> [TASK MATERIAL]:
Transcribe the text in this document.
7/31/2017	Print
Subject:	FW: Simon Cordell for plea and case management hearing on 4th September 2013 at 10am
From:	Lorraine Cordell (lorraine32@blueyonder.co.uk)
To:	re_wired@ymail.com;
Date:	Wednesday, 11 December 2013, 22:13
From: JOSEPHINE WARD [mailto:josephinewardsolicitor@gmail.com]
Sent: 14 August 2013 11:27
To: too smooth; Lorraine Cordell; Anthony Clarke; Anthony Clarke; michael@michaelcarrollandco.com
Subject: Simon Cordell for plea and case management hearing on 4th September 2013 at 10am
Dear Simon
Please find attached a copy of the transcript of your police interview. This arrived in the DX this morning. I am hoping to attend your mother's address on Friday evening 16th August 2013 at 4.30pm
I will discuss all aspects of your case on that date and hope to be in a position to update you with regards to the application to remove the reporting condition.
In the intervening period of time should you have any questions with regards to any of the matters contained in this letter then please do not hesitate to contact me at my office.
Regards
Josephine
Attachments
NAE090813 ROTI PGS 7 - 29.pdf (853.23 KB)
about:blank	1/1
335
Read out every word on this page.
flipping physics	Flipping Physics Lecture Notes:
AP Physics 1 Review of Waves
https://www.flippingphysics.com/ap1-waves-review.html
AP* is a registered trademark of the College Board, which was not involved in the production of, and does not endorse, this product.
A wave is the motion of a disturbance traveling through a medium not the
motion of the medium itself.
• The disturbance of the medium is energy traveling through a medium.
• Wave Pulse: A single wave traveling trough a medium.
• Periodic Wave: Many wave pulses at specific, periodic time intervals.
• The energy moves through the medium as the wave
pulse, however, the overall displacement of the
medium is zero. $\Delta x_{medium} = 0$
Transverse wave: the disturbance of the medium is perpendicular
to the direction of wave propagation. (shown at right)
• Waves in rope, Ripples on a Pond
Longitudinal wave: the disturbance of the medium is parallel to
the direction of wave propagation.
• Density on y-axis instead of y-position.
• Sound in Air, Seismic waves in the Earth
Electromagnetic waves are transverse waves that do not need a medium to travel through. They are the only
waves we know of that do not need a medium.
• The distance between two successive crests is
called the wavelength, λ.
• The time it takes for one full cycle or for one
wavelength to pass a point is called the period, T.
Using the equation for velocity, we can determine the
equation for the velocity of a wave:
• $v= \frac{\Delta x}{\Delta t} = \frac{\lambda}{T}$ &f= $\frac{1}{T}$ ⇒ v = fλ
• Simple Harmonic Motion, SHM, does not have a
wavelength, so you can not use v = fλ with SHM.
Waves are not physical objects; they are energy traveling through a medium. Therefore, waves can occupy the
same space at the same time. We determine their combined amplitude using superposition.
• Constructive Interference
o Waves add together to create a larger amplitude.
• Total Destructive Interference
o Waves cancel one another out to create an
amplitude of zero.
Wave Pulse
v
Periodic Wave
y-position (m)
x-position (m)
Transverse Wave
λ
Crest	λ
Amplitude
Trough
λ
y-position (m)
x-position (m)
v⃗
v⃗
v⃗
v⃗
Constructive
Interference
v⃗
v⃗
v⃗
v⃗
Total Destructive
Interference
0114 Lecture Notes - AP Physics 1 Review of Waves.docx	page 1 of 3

> [WHAT THIS TASK INVOLVES]: Retype every record above exactly as written.

> [FINISHED EXERCISE]:
Transcribe the text in this document.
7/31/2017	Print
Subject:	FW: Simon Cordell for plea and case management hearing on 4th September 2013 at 10am
From:	Lorraine Cordell (lorraine32@blueyonder.co.uk)
To:	re_wired@ymail.com;
Date:	Wednesday, 11 December 2013, 22:13
From: JOSEPHINE WARD [mailto:josephinewardsolicitor@gmail.com]
Sent: 14 August 2013 11:27
To: too smooth; Lorraine Cordell; Anthony Clarke; Anthony Clarke; michael@michaelcarrollandco.com
Subject: Simon Cordell for plea and case management hearing on 4th September 2013 at 10am
Dear Simon
Please find attached a copy of the transcript of your police interview. This arrived in the DX this morning. I am hoping to attend your mother's address on Friday evening 16th August 2013 at 4.30pm
I will discuss all aspects of your case on that date and hope to be in a position to update you with regards to the application to remove the reporting condition.
In the intervening period of time should you have any questions with regards to any of the matters contained in this letter then please do not hesitate to contact me at my office.
Regards
Josephine
Attachments
NAE090813 ROTI PGS 7 - 29.pdf (853.23 KB)
about:blank	1/1
335
Read out every word on this page.
flipping physics	Flipping Physics Lecture Notes:
AP Physics 1 Review of Waves
https://www.flippingphysics.com/ap1-waves-review.html
AP* is a registered trademark of the College Board, which was not involved in the production of, and does not endorse, this product.
A wave is the motion of a disturbance traveling through a medium not the
motion of the medium itself.
• The disturbance of the medium is energy traveling through a medium.
• Wave Pulse: A single wave traveling trough a medium.
• Periodic Wave: Many wave pulses at specific, periodic time intervals.
• The energy moves through the medium as the wave
pulse, however, the overall displacement of the
medium is zero. $\Delta x_{medium} = 0$
Transverse wave: the disturbance of the medium is perpendicular
to the direction of wave propagation. (shown at right)
• Waves in rope, Ripples on a Pond
Longitudinal wave: the disturbance of the medium is parallel to
the direction of wave propagation.
• Density on y-axis instead of y-position.
• Sound in Air, Seismic waves in the Earth
Electromagnetic waves are transverse waves that do not need a medium to travel through. They are the only
waves we know of that do not need a medium.
• The distance between two successive crests is
called the wavelength, λ.
• The time it takes for one full cycle or for one
wavelength to pass a point is called the period, T.
Using the equation for velocity, we can determine the
equation for the velocity of a wave:
• $v= \frac{\Delta x}{\Delta t} = \frac{\lambda}{T}$ &f= $\frac{1}{T}$ ⇒ v = fλ
• Simple Harmonic Motion, SHM, does not have a
wavelength, so you can not use v = fλ with SHM.
Waves are not physical objects; they are energy traveling through a medium. Therefore, waves can occupy the
same space at the same time. We determine their combined amplitude using superposition.
• Constructive Interference
o Waves add together to create a larger amplitude.
• Total Destructive Interference
o Waves cancel one another out to create an
amplitude of zero.
Wave Pulse
v
Periodic Wave
y-position (m)
x-position (m)
Transverse Wave
λ
Crest	λ
Amplitude
Trough
λ
y-position (m)
x-position (m)
v⃗
v⃗
v⃗
v⃗
Constructive
Interference
v⃗
v⃗
v⃗
v⃗
Total Destructive
Interference
0114 Lecture Notes - AP Physics 1 Review of Waves.docx	page 1 of 3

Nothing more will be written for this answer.